THE INPUT:

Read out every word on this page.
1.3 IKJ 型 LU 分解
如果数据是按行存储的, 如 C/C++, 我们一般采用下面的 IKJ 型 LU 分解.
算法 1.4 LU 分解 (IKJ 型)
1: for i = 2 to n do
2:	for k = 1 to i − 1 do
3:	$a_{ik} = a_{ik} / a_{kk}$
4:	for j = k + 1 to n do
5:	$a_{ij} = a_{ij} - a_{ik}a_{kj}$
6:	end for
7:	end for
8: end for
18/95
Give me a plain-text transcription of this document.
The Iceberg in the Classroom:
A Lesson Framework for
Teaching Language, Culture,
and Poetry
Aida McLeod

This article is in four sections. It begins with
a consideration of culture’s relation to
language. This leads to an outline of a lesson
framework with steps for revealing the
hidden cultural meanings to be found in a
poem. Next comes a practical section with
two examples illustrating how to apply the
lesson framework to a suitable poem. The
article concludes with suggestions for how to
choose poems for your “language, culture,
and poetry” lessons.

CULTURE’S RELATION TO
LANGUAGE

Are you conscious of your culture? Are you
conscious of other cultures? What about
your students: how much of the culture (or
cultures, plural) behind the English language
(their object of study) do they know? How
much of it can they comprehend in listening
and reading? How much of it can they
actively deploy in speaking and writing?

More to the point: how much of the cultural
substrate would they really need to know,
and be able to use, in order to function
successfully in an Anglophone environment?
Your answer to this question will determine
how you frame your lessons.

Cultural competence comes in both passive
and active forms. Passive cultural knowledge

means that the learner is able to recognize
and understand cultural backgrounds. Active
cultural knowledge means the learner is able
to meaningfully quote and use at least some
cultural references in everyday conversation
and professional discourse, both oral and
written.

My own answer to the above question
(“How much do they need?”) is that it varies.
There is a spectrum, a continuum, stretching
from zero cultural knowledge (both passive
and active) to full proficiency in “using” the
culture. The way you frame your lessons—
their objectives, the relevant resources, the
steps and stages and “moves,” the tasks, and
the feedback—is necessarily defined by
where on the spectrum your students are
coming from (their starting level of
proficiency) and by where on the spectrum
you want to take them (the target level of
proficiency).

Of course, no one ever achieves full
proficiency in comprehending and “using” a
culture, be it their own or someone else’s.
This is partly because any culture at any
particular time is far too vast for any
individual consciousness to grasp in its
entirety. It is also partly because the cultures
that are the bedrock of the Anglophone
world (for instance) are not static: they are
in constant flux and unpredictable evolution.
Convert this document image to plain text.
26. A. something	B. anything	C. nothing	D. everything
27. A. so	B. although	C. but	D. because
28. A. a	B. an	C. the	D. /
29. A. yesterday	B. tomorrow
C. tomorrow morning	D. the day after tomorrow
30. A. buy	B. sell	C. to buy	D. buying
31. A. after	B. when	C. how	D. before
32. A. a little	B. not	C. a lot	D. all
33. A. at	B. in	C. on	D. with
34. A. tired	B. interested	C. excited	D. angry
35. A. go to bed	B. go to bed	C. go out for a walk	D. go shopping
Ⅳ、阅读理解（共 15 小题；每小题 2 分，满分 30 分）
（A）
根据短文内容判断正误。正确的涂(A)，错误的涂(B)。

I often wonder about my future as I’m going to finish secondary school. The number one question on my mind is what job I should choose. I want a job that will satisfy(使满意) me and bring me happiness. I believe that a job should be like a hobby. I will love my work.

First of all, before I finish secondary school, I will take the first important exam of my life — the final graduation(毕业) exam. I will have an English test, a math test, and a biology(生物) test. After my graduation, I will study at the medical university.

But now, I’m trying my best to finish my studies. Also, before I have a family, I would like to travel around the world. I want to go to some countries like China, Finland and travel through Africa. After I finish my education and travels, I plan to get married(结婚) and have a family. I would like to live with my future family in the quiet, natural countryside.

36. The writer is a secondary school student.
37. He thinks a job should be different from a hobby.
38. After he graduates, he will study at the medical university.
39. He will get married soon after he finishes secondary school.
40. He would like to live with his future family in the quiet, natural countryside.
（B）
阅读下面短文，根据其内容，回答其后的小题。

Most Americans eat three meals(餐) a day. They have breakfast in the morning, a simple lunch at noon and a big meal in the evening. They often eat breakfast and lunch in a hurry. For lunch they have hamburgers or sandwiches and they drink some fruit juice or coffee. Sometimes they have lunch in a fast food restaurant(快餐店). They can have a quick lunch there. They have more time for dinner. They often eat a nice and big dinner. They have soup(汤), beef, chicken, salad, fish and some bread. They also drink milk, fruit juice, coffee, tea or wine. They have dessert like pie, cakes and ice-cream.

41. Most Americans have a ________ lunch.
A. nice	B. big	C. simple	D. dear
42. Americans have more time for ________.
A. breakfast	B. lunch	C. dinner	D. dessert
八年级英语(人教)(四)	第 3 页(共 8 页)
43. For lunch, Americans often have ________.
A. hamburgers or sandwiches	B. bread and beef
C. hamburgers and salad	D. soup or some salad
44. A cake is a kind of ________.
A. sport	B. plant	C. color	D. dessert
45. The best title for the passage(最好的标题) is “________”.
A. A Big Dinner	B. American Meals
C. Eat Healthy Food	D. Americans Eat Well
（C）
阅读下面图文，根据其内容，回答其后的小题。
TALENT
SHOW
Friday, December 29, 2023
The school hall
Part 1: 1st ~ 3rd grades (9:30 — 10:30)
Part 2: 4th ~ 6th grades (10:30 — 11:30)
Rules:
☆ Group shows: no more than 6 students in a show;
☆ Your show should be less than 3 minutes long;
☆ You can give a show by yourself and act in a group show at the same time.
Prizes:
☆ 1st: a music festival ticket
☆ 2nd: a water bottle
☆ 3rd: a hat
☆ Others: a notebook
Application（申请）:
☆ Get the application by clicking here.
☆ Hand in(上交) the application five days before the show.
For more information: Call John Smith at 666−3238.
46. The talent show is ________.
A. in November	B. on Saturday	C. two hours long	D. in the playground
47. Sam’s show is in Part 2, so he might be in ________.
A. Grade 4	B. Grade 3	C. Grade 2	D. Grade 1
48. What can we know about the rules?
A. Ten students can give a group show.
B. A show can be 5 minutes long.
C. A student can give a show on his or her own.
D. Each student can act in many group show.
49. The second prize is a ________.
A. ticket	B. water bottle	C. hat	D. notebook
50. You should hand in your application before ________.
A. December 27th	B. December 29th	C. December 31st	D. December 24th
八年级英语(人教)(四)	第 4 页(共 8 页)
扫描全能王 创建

WHAT YOU ARE ASKED TO DO: Reproduce the records above exactly.

RESULT OF THIS TASK:
Read out every word on this page.
1.3 IKJ 型 LU 分解
如果数据是按行存储的, 如 C/C++, 我们一般采用下面的 IKJ 型 LU 分解.
算法 1.4 LU 分解 (IKJ 型)
1: for i = 2 to n do
2:	for k = 1 to i − 1 do
3:	$a_{ik} = a_{ik} / a_{kk}$
4:	for j = k + 1 to n do
5:	$a_{ij} = a_{ij} - a_{ik}a_{kj}$
6:	end for
7:	end for
8: end for
18/95
Give me a plain-text transcription of this document.
The Iceberg in the Classroom:
A Lesson Framework for
Teaching Language, Culture,
and Poetry
Aida McLeod

This article is in four sections. It begins with
a consideration of culture’s relation to
language. This leads to an outline of a lesson
framework with steps for revealing the
hidden cultural meanings to be found in a
poem. Next comes a practical section with
two examples illustrating how to apply the
lesson framework to a suitable poem. The
article concludes with suggestions for how to
choose poems for your “language, culture,
and poetry” lessons.

CULTURE’S RELATION TO
LANGUAGE

Are you conscious of your culture? Are you
conscious of other cultures? What about
your students: how much of the culture (or
cultures, plural) behind the English language
(their object of study) do they know? How
much of it can they comprehend in listening
and reading? How much of it can they
actively deploy in speaking and writing?

More to the point: how much of the cultural
substrate would they really need to know,
and be able to use, in order to function
successfully in an Anglophone environment?
Your answer to this question will determine
how you frame your lessons.

Cultural competence comes in both passive
and active forms. Passive cultural knowledge

means that the learner is able to recognize
and understand cultural backgrounds. Active
cultural knowledge means the learner is able
to meaningfully quote and use at least some
cultural references in everyday conversation
and professional discourse, both oral and
written.

My own answer to the above question
(“How much do they need?”) is that it varies.
There is a spectrum, a continuum, stretching
from zero cultural knowledge (both passive
and active) to full proficiency in “using” the
culture. The way you frame your lessons—
their objectives, the relevant resources, the
steps and stages and “moves,” the tasks, and
the feedback—is necessarily defined by
where on the spectrum your students are
coming from (their starting level of
proficiency) and by where on the spectrum
you want to take them (the target level of
proficiency).

Of course, no one ever achieves full
proficiency in comprehending and “using” a
culture, be it their own or someone else’s.
This is partly because any culture at any
particular time is far too vast for any
individual consciousness to grasp in its
entirety. It is also partly because the cultures
that are the bedrock of the Anglophone
world (for instance) are not static: they are
in constant flux and unpredictable evolution.
Convert this document image to plain text.
26. A. something	B. anything	C. nothing	D. everything
27. A. so	B. although	C. but	D. because
28. A. a	B. an	C. the	D. /
29. A. yesterday	B. tomorrow
C. tomorrow morning	D. the day after tomorrow
30. A. buy	B. sell	C. to buy	D. buying
31. A. after	B. when	C. how	D. before
32. A. a little	B. not	C. a lot	D. all
33. A. at	B. in	C. on	D. with
34. A. tired	B. interested	C. excited	D. angry
35. A. go to bed	B. go to bed	C. go out for a walk	D. go shopping
Ⅳ、阅读理解（共 15 小题；每小题 2 分，满分 30 分）
（A）
根据短文内容判断正误。正确的涂(A)，错误的涂(B)。

I often wonder about my future as I’m going to finish secondary school. The number one question on my mind is what job I should choose. I want a job that will satisfy(使满意) me and bring me happiness. I believe that a job should be like a hobby. I will love my work.

First of all, before I finish secondary school, I will take the first important exam of my life — the final graduation(毕业) exam. I will have an English test, a math test, and a biology(生物) test. After my graduation, I will study at the medical university.

But now, I’m trying my best to finish my studies. Also, before I have a family, I would like to travel around the world. I want to go to some countries like China, Finland and travel through Africa. After I finish my education and travels, I plan to get married(结婚) and have a family. I would like to live with my future family in the quiet, natural countryside.

36. The writer is a secondary school student.
37. He thinks a job should be different from a hobby.
38. After he graduates, he will study at the medical university.
39. He will get married soon after he finishes secondary school.
40. He would like to live with his future family in the quiet, natural countryside.
（B）
阅读下面短文，根据其内容，回答其后的小题。

Most Americans eat three meals(餐) a day. They have breakfast in the morning, a simple lunch at noon and a big meal in the evening. They often eat breakfast and lunch in a hurry. For lunch they have hamburgers or sandwiches and they drink some fruit juice or coffee. Sometimes they have lunch in a fast food restaurant(快餐店). They can have a quick lunch there. They have more time for dinner. They often eat a nice and big dinner. They have soup(汤), beef, chicken, salad, fish and some bread. They also drink milk, fruit juice, coffee, tea or wine. They have dessert like pie, cakes and ice-cream.

41. Most Americans have a ________ lunch.
A. nice	B. big	C. simple	D. dear
42. Americans have more time for ________.
A. breakfast	B. lunch	C. dinner	D. dessert
八年级英语(人教)(四)	第 3 页(共 8 页)
43. For lunch, Americans often have ________.
A. hamburgers or sandwiches	B. bread and beef
C. hamburgers and salad	D. soup or some salad
44. A cake is a kind of ________.
A. sport	B. plant	C. color	D. dessert
45. The best title for the passage(最好的标题) is “________”.
A. A Big Dinner	B. American Meals
C. Eat Healthy Food	D. Americans Eat Well
（C）
阅读下面图文，根据其内容，回答其后的小题。
TALENT
SHOW
Friday, December 29, 2023
The school hall
Part 1: 1st ~ 3rd grades (9:30 — 10:30)
Part 2: 4th ~ 6th grades (10:30 — 11:30)
Rules:
☆ Group shows: no more than 6 students in a show;
☆ Your show should be less than 3 minutes long;
☆ You can give a show by yourself and act in a group show at the same time.
Prizes:
☆ 1st: a music festival ticket
☆ 2nd: a water bottle
☆ 3rd: a hat
☆ Others: a notebook
Application（申请）:
☆ Get the application by clicking here.
☆ Hand in(上交) the application five days before the show.
For more information: Call John Smith at 666−3238.
46. The talent show is ________.
A. in November	B. on Saturday	C. two hours long	D. in the playground
47. Sam’s show is in Part 2, so he might be in ________.
A. Grade 4	B. Grade 3	C. Grade 2	D. Grade 1
48. What can we know about the rules?
A. Ten students can give a group show.
B. A show can be 5 minutes long.
C. A student can give a show on his or her own.
D. Each student can act in many group show.
49. The second prize is a ________.
A. ticket	B. water bottle	C. hat	D. notebook
50. You should hand in your application before ________.
A. December 27th	B. December 29th	C. December 31st	D. December 24th
八年级英语(人教)(四)	第 4 页(共 8 页)
扫描全能王 创建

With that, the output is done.